---------- Supplied material ----------

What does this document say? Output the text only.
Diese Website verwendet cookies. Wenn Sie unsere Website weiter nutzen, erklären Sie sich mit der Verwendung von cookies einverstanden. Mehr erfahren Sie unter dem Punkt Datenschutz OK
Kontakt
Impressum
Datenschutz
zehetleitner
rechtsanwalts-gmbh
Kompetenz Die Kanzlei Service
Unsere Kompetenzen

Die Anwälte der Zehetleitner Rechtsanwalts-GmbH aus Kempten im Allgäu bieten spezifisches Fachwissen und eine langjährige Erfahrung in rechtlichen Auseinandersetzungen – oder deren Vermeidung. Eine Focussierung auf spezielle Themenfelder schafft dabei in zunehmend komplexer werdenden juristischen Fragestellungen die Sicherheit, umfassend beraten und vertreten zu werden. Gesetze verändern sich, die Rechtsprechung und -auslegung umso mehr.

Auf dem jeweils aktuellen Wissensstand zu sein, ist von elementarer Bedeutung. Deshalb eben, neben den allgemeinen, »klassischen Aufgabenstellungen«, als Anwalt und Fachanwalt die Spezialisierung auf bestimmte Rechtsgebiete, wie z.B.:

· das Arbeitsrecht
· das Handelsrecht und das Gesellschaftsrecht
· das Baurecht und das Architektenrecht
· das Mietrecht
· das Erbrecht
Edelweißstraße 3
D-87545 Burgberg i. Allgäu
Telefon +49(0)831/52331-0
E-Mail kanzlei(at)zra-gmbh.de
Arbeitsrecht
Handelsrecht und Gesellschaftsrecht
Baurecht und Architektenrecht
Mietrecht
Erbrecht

----------
---------- Supplied material ----------

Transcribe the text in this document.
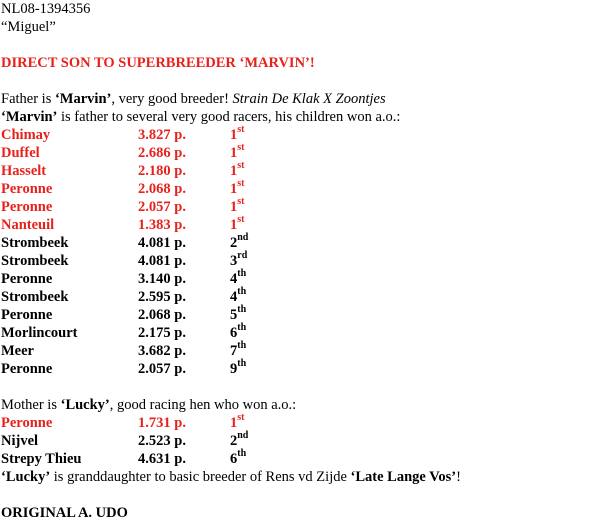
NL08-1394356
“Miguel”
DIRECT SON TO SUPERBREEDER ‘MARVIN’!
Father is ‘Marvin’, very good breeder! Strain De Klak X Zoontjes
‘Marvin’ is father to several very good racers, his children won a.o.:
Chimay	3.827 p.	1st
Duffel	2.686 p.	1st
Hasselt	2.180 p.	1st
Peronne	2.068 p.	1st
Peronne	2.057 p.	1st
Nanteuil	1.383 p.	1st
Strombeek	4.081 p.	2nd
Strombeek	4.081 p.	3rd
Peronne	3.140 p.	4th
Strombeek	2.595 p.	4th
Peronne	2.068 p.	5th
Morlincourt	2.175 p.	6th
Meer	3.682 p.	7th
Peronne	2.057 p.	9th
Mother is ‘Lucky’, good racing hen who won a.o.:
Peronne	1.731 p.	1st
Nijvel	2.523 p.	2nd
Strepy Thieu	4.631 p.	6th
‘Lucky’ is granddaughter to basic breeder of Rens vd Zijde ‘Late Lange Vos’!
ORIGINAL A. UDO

----------
---------- Supplied material ----------

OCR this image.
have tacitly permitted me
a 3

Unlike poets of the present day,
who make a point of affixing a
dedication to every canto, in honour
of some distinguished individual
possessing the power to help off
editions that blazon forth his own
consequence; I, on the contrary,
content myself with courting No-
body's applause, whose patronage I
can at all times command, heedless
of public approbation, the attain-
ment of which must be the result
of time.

----------

• **Task**
Point out every line holding the string "this" and copy it.

• **Finished exercise**
What does this document say? Output the text only.
Transcribe the text in this document.
OCR this image.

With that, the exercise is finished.